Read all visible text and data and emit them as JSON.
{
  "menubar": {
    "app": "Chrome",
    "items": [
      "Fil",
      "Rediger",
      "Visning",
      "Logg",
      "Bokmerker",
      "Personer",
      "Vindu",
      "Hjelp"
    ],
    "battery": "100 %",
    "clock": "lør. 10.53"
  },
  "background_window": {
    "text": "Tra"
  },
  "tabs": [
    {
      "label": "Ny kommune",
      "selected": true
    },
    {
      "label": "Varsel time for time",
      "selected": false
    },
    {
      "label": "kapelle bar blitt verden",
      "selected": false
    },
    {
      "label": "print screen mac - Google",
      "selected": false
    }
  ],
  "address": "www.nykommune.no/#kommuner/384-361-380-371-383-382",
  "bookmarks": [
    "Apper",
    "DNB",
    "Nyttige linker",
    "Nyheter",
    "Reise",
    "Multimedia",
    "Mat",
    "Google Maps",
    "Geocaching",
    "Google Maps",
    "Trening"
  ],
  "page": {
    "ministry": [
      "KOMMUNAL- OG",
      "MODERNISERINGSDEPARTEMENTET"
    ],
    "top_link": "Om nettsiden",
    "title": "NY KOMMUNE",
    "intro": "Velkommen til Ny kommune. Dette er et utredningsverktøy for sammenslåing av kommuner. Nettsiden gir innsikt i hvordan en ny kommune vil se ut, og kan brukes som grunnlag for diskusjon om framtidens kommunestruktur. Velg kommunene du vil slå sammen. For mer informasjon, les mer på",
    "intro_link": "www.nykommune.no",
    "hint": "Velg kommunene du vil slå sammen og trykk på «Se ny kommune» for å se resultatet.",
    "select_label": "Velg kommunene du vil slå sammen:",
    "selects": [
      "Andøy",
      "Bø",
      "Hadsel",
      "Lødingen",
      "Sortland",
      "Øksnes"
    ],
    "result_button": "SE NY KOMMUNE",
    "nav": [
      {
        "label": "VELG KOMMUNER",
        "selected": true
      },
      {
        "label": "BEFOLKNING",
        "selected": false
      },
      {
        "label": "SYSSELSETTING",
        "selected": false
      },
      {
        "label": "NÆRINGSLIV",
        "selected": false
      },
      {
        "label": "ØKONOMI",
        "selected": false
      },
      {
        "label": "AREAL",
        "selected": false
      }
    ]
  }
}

• [Your objective] Retype the listing exactly, in full.

• [Task solution]
Read all visible text and data and emit them as JSON.
{
  "menubar": {
    "app": "Chrome",
    "items": [
      "Fil",
      "Rediger",
      "Visning",
      "Logg",
      "Bokmerker",
      "Personer",
      "Vindu",
      "Hjelp"
    ],
    "battery": "100 %",
    "clock": "lør. 10.53"
  },
  "background_window": {
    "text": "Tra"
  },
  "tabs": [
    {
      "label": "Ny kommune",
      "selected": true
    },
    {
      "label": "Varsel time for time",
      "selected": false
    },
    {
      "label": "kapelle bar blitt verden",
      "selected": false
    },
    {
      "label": "print screen mac - Google",
      "selected": false
    }
  ],
  "address": "www.nykommune.no/#kommuner/384-361-380-371-383-382",
  "bookmarks": [
    "Apper",
    "DNB",
    "Nyttige linker",
    "Nyheter",
    "Reise",
    "Multimedia",
    "Mat",
    "Google Maps",
    "Geocaching",
    "Google Maps",
    "Trening"
  ],
  "page": {
    "ministry": [
      "KOMMUNAL- OG",
      "MODERNISERINGSDEPARTEMENTET"
    ],
    "top_link": "Om nettsiden",
    "title": "NY KOMMUNE",
    "intro": "Velkommen til Ny kommune. Dette er et utredningsverktøy for sammenslåing av kommuner. Nettsiden gir innsikt i hvordan en ny kommune vil se ut, og kan brukes som grunnlag for diskusjon om framtidens kommunestruktur. Velg kommunene du vil slå sammen. For mer informasjon, les mer på",
    "intro_link": "www.nykommune.no",
    "hint": "Velg kommunene du vil slå sammen og trykk på «Se ny kommune» for å se resultatet.",
    "select_label": "Velg kommunene du vil slå sammen:",
    "selects": [
      "Andøy",
      "Bø",
      "Hadsel",
      "Lødingen",
      "Sortland",
      "Øksnes"
    ],
    "result_button": "SE NY KOMMUNE",
    "nav": [
      {
        "label": "VELG KOMMUNER",
        "selected": true
      },
      {
        "label": "BEFOLKNING",
        "selected": false
      },
      {
        "label": "SYSSELSETTING",
        "selected": false
      },
      {
        "label": "NÆRINGSLIV",
        "selected": false
      },
      {
        "label": "ØKONOMI",
        "selected": false
      },
      {
        "label": "AREAL",
        "selected": false
      }
    ]
  }
}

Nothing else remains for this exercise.